- **Your objective**: Your task is to repeat the listing exactly.

- **Dataset**:
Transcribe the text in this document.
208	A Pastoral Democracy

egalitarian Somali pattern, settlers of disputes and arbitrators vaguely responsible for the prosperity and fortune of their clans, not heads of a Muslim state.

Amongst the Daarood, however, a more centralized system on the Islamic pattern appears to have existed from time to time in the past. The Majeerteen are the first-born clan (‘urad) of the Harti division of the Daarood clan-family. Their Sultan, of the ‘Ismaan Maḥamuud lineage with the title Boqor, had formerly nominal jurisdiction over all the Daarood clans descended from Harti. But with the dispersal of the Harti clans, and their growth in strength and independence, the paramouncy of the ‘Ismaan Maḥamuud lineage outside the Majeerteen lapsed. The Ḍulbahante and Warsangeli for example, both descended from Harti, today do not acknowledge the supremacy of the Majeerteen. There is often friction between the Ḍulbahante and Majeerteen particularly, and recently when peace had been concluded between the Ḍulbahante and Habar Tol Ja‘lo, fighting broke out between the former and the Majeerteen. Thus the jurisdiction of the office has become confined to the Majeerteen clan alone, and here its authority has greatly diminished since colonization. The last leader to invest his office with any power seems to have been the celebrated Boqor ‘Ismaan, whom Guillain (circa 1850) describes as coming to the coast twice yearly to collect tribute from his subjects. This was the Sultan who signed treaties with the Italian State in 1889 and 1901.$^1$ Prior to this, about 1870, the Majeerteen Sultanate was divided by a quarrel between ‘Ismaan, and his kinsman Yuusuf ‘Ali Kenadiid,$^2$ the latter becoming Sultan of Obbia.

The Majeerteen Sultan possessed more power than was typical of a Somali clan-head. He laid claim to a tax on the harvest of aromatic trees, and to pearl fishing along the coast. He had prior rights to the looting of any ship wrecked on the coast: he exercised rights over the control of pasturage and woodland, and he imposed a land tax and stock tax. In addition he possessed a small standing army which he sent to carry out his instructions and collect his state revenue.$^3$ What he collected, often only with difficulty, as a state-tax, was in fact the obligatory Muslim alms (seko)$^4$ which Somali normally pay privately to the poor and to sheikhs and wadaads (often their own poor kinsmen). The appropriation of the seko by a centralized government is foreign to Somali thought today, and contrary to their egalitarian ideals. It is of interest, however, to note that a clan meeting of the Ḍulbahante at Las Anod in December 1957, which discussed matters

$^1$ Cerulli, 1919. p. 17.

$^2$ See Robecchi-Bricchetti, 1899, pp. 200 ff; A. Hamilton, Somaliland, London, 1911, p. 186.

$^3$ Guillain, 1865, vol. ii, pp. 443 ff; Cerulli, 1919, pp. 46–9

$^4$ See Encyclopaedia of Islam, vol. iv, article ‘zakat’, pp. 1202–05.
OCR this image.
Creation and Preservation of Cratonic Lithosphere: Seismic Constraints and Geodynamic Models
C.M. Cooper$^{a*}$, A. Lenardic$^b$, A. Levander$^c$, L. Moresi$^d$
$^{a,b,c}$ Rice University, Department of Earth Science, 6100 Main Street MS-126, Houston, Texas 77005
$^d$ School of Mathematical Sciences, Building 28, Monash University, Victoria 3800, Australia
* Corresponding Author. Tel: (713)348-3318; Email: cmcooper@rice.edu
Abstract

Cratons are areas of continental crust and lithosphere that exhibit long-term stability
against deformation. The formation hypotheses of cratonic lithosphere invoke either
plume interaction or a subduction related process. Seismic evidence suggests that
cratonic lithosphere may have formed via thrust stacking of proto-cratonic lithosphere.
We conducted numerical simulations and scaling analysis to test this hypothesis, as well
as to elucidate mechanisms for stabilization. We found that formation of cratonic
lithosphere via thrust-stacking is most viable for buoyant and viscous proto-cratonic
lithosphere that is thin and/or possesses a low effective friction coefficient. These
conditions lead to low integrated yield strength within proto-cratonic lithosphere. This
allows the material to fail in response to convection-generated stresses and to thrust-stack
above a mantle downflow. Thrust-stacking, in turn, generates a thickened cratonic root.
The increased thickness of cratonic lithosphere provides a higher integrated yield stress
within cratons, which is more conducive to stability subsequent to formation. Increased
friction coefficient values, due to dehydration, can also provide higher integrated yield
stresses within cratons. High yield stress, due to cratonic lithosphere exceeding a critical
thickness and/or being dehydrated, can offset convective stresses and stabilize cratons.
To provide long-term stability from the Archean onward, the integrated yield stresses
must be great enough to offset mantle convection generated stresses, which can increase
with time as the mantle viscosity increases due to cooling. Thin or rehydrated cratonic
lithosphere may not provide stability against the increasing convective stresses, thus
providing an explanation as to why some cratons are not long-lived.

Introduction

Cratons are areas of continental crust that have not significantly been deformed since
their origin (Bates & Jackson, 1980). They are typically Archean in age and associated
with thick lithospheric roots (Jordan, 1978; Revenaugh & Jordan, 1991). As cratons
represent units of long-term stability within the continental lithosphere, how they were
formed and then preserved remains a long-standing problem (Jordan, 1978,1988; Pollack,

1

- **Full response**:
Transcribe the text in this document.
208	A Pastoral Democracy

egalitarian Somali pattern, settlers of disputes and arbitrators vaguely responsible for the prosperity and fortune of their clans, not heads of a Muslim state.

Amongst the Daarood, however, a more centralized system on the Islamic pattern appears to have existed from time to time in the past. The Majeerteen are the first-born clan (‘urad) of the Harti division of the Daarood clan-family. Their Sultan, of the ‘Ismaan Maḥamuud lineage with the title Boqor, had formerly nominal jurisdiction over all the Daarood clans descended from Harti. But with the dispersal of the Harti clans, and their growth in strength and independence, the paramouncy of the ‘Ismaan Maḥamuud lineage outside the Majeerteen lapsed. The Ḍulbahante and Warsangeli for example, both descended from Harti, today do not acknowledge the supremacy of the Majeerteen. There is often friction between the Ḍulbahante and Majeerteen particularly, and recently when peace had been concluded between the Ḍulbahante and Habar Tol Ja‘lo, fighting broke out between the former and the Majeerteen. Thus the jurisdiction of the office has become confined to the Majeerteen clan alone, and here its authority has greatly diminished since colonization. The last leader to invest his office with any power seems to have been the celebrated Boqor ‘Ismaan, whom Guillain (circa 1850) describes as coming to the coast twice yearly to collect tribute from his subjects. This was the Sultan who signed treaties with the Italian State in 1889 and 1901.$^1$ Prior to this, about 1870, the Majeerteen Sultanate was divided by a quarrel between ‘Ismaan, and his kinsman Yuusuf ‘Ali Kenadiid,$^2$ the latter becoming Sultan of Obbia.

The Majeerteen Sultan possessed more power than was typical of a Somali clan-head. He laid claim to a tax on the harvest of aromatic trees, and to pearl fishing along the coast. He had prior rights to the looting of any ship wrecked on the coast: he exercised rights over the control of pasturage and woodland, and he imposed a land tax and stock tax. In addition he possessed a small standing army which he sent to carry out his instructions and collect his state revenue.$^3$ What he collected, often only with difficulty, as a state-tax, was in fact the obligatory Muslim alms (seko)$^4$ which Somali normally pay privately to the poor and to sheikhs and wadaads (often their own poor kinsmen). The appropriation of the seko by a centralized government is foreign to Somali thought today, and contrary to their egalitarian ideals. It is of interest, however, to note that a clan meeting of the Ḍulbahante at Las Anod in December 1957, which discussed matters

$^1$ Cerulli, 1919. p. 17.

$^2$ See Robecchi-Bricchetti, 1899, pp. 200 ff; A. Hamilton, Somaliland, London, 1911, p. 186.

$^3$ Guillain, 1865, vol. ii, pp. 443 ff; Cerulli, 1919, pp. 46–9

$^4$ See Encyclopaedia of Islam, vol. iv, article ‘zakat’, pp. 1202–05.
OCR this image.
Creation and Preservation of Cratonic Lithosphere: Seismic Constraints and Geodynamic Models
C.M. Cooper$^{a*}$, A. Lenardic$^b$, A. Levander$^c$, L. Moresi$^d$
$^{a,b,c}$ Rice University, Department of Earth Science, 6100 Main Street MS-126, Houston, Texas 77005
$^d$ School of Mathematical Sciences, Building 28, Monash University, Victoria 3800, Australia
* Corresponding Author. Tel: (713)348-3318; Email: cmcooper@rice.edu
Abstract

Cratons are areas of continental crust and lithosphere that exhibit long-term stability
against deformation. The formation hypotheses of cratonic lithosphere invoke either
plume interaction or a subduction related process. Seismic evidence suggests that
cratonic lithosphere may have formed via thrust stacking of proto-cratonic lithosphere.
We conducted numerical simulations and scaling analysis to test this hypothesis, as well
as to elucidate mechanisms for stabilization. We found that formation of cratonic
lithosphere via thrust-stacking is most viable for buoyant and viscous proto-cratonic
lithosphere that is thin and/or possesses a low effective friction coefficient. These
conditions lead to low integrated yield strength within proto-cratonic lithosphere. This
allows the material to fail in response to convection-generated stresses and to thrust-stack
above a mantle downflow. Thrust-stacking, in turn, generates a thickened cratonic root.
The increased thickness of cratonic lithosphere provides a higher integrated yield stress
within cratons, which is more conducive to stability subsequent to formation. Increased
friction coefficient values, due to dehydration, can also provide higher integrated yield
stresses within cratons. High yield stress, due to cratonic lithosphere exceeding a critical
thickness and/or being dehydrated, can offset convective stresses and stabilize cratons.
To provide long-term stability from the Archean onward, the integrated yield stresses
must be great enough to offset mantle convection generated stresses, which can increase
with time as the mantle viscosity increases due to cooling. Thin or rehydrated cratonic
lithosphere may not provide stability against the increasing convective stresses, thus
providing an explanation as to why some cratons are not long-lived.

Introduction

Cratons are areas of continental crust that have not significantly been deformed since
their origin (Bates & Jackson, 1980). They are typically Archean in age and associated
with thick lithospheric roots (Jordan, 1978; Revenaugh & Jordan, 1991). As cratons
represent units of long-term stability within the continental lithosphere, how they were
formed and then preserved remains a long-standing problem (Jordan, 1978,1988; Pollack,

1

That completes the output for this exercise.